[EXERCISE DATA start]

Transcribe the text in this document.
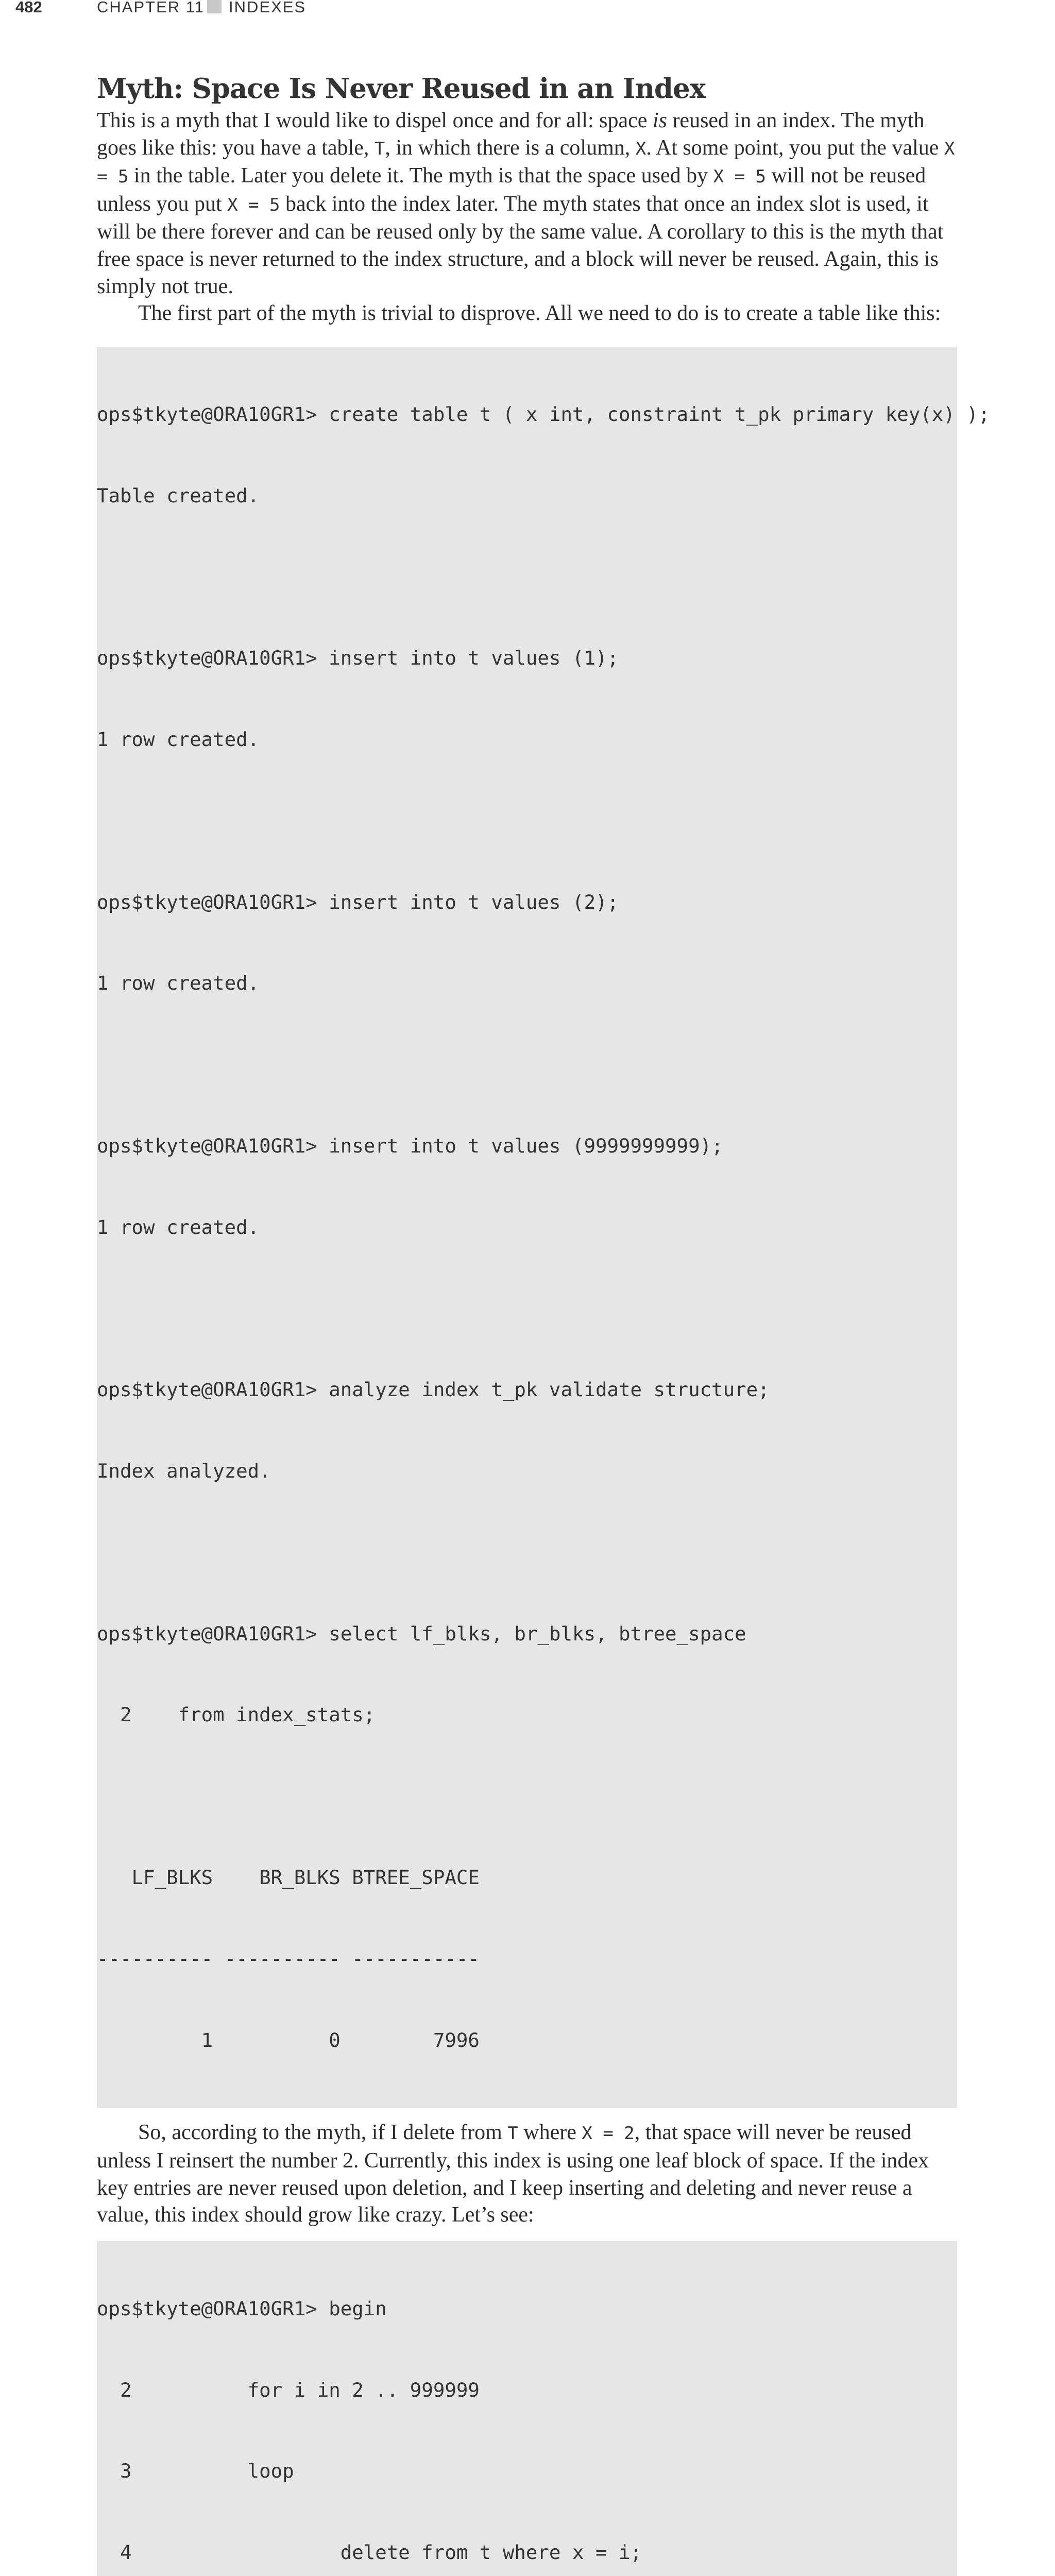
482	CHAPTER 11 INDEXES
Myth: Space Is Never Reused in an Index

This is a myth that I would like to dispel once and for all: space is reused in an index. The myth goes like this: you have a table, T, in which there is a column, X. At some point, you put the value X = 5 in the table. Later you delete it. The myth is that the space used by X = 5 will not be reused unless you put X = 5 back into the index later. The myth states that once an index slot is used, it will be there forever and can be reused only by the same value. A corollary to this is the myth that free space is never returned to the index structure, and a block will never be reused. Again, this is simply not true.

The first part of the myth is trivial to disprove. All we need to do is to create a table like this:

ops$tkyte@ORA10GR1> create table t ( x int, constraint t_pk primary key(x) );

Table created.

ops$tkyte@ORA10GR1> insert into t values (1);

1 row created.

ops$tkyte@ORA10GR1> insert into t values (2);

1 row created.

ops$tkyte@ORA10GR1> insert into t values (9999999999);

1 row created.

ops$tkyte@ORA10GR1> analyze index t_pk validate structure;

Index analyzed.

ops$tkyte@ORA10GR1> select lf_blks, br_blks, btree_space

2    from index_stats;

LF_BLKS    BR_BLKS BTREE_SPACE

---------- ---------- -----------

1          0        7996

So, according to the myth, if I delete from T where X = 2, that space will never be reused unless I reinsert the number 2. Currently, this index is using one leaf block of space. If the index key entries are never reused upon deletion, and I keep inserting and deleting and never reuse a value, this index should grow like crazy. Let’s see:

ops$tkyte@ORA10GR1> begin

2          for i in 2 .. 999999

3          loop

4                  delete from t where x = i;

[EXERCISE DATA end]

● **PROBLEM TO WORK ON**
Pictures are not part of the copy; reproduce everything else in the records exactly.

● **FULL SOLUTION**
Transcribe the text in this document.
482	CHAPTER 11 INDEXES
Myth: Space Is Never Reused in an Index

This is a myth that I would like to dispel once and for all: space is reused in an index. The myth goes like this: you have a table, T, in which there is a column, X. At some point, you put the value X = 5 in the table. Later you delete it. The myth is that the space used by X = 5 will not be reused unless you put X = 5 back into the index later. The myth states that once an index slot is used, it will be there forever and can be reused only by the same value. A corollary to this is the myth that free space is never returned to the index structure, and a block will never be reused. Again, this is simply not true.

The first part of the myth is trivial to disprove. All we need to do is to create a table like this:

ops$tkyte@ORA10GR1> create table t ( x int, constraint t_pk primary key(x) );

Table created.

ops$tkyte@ORA10GR1> insert into t values (1);

1 row created.

ops$tkyte@ORA10GR1> insert into t values (2);

1 row created.

ops$tkyte@ORA10GR1> insert into t values (9999999999);

1 row created.

ops$tkyte@ORA10GR1> analyze index t_pk validate structure;

Index analyzed.

ops$tkyte@ORA10GR1> select lf_blks, br_blks, btree_space

2    from index_stats;

LF_BLKS    BR_BLKS BTREE_SPACE

---------- ---------- -----------

1          0        7996

So, according to the myth, if I delete from T where X = 2, that space will never be reused unless I reinsert the number 2. Currently, this index is using one leaf block of space. If the index key entries are never reused upon deletion, and I keep inserting and deleting and never reuse a value, this index should grow like crazy. Let’s see:

ops$tkyte@ORA10GR1> begin

2          for i in 2 .. 999999

3          loop

4                  delete from t where x = i;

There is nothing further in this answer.